◆ **TO BE DONE**
Return all entries word for word, but drop any images.

....

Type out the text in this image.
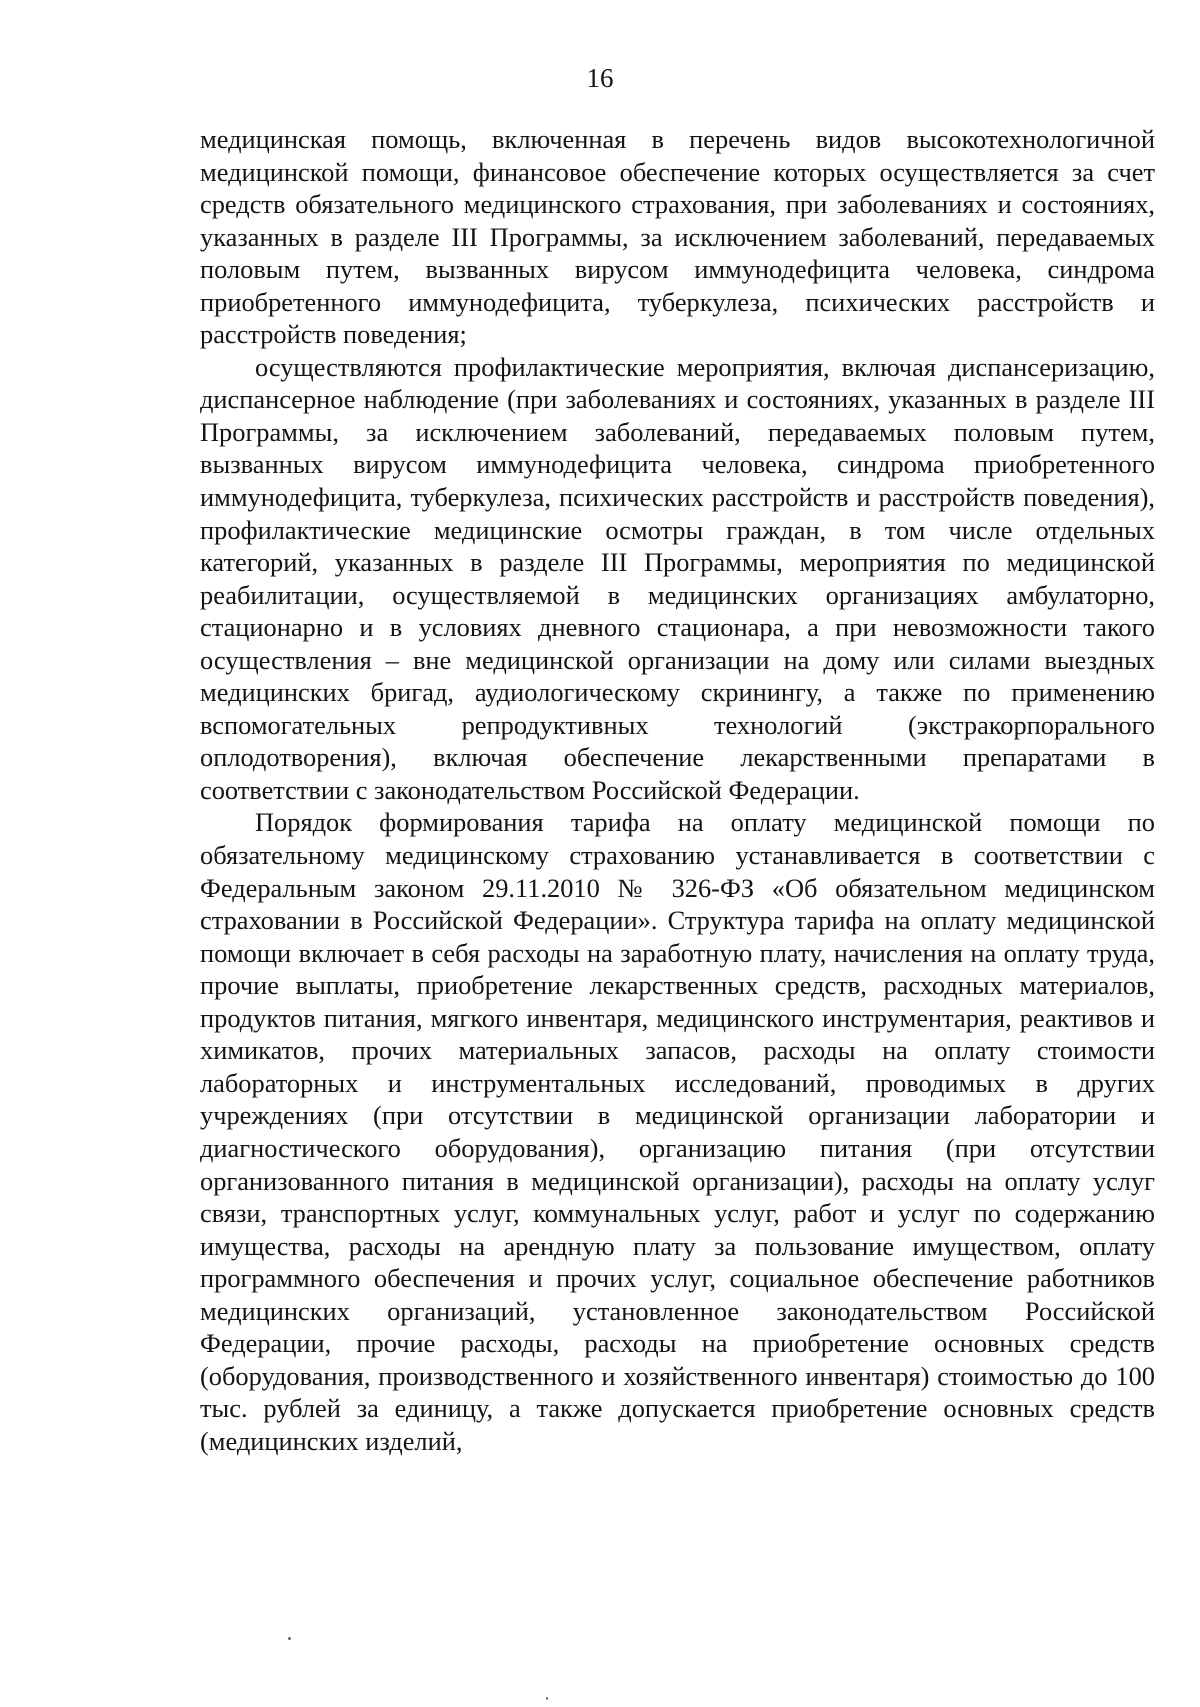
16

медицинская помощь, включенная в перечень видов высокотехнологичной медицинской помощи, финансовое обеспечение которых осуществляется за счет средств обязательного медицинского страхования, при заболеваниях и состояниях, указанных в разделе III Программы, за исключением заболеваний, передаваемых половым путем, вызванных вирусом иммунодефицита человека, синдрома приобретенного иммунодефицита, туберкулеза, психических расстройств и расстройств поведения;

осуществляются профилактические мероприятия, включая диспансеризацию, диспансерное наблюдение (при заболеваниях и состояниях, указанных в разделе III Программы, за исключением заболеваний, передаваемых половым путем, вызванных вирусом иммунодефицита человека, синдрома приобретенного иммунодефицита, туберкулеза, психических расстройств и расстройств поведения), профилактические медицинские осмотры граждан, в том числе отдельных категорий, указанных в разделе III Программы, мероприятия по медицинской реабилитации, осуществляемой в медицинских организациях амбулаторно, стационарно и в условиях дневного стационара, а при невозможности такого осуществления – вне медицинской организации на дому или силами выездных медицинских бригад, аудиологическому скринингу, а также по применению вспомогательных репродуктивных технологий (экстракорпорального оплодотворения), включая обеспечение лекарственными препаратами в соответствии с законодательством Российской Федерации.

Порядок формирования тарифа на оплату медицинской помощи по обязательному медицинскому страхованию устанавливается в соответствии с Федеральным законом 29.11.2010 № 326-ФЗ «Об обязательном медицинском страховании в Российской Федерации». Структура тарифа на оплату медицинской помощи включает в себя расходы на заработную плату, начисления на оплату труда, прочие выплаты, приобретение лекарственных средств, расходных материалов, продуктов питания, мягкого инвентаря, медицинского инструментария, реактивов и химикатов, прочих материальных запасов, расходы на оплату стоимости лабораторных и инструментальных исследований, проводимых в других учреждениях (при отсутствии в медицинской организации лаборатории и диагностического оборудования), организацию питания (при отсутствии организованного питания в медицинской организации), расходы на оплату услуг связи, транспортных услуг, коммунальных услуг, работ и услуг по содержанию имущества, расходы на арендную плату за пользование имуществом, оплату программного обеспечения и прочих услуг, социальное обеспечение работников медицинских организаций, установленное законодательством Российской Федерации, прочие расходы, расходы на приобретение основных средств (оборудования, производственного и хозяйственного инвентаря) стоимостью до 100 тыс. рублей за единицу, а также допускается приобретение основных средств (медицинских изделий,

....

◆ **EXPECTED ANSWER**
Type out the text in this image.
16

медицинская помощь, включенная в перечень видов высокотехнологичной медицинской помощи, финансовое обеспечение которых осуществляется за счет средств обязательного медицинского страхования, при заболеваниях и состояниях, указанных в разделе III Программы, за исключением заболеваний, передаваемых половым путем, вызванных вирусом иммунодефицита человека, синдрома приобретенного иммунодефицита, туберкулеза, психических расстройств и расстройств поведения;

осуществляются профилактические мероприятия, включая диспансеризацию, диспансерное наблюдение (при заболеваниях и состояниях, указанных в разделе III Программы, за исключением заболеваний, передаваемых половым путем, вызванных вирусом иммунодефицита человека, синдрома приобретенного иммунодефицита, туберкулеза, психических расстройств и расстройств поведения), профилактические медицинские осмотры граждан, в том числе отдельных категорий, указанных в разделе III Программы, мероприятия по медицинской реабилитации, осуществляемой в медицинских организациях амбулаторно, стационарно и в условиях дневного стационара, а при невозможности такого осуществления – вне медицинской организации на дому или силами выездных медицинских бригад, аудиологическому скринингу, а также по применению вспомогательных репродуктивных технологий (экстракорпорального оплодотворения), включая обеспечение лекарственными препаратами в соответствии с законодательством Российской Федерации.

Порядок формирования тарифа на оплату медицинской помощи по обязательному медицинскому страхованию устанавливается в соответствии с Федеральным законом 29.11.2010 № 326-ФЗ «Об обязательном медицинском страховании в Российской Федерации». Структура тарифа на оплату медицинской помощи включает в себя расходы на заработную плату, начисления на оплату труда, прочие выплаты, приобретение лекарственных средств, расходных материалов, продуктов питания, мягкого инвентаря, медицинского инструментария, реактивов и химикатов, прочих материальных запасов, расходы на оплату стоимости лабораторных и инструментальных исследований, проводимых в других учреждениях (при отсутствии в медицинской организации лаборатории и диагностического оборудования), организацию питания (при отсутствии организованного питания в медицинской организации), расходы на оплату услуг связи, транспортных услуг, коммунальных услуг, работ и услуг по содержанию имущества, расходы на арендную плату за пользование имуществом, оплату программного обеспечения и прочих услуг, социальное обеспечение работников медицинских организаций, установленное законодательством Российской Федерации, прочие расходы, расходы на приобретение основных средств (оборудования, производственного и хозяйственного инвентаря) стоимостью до 100 тыс. рублей за единицу, а также допускается приобретение основных средств (медицинских изделий,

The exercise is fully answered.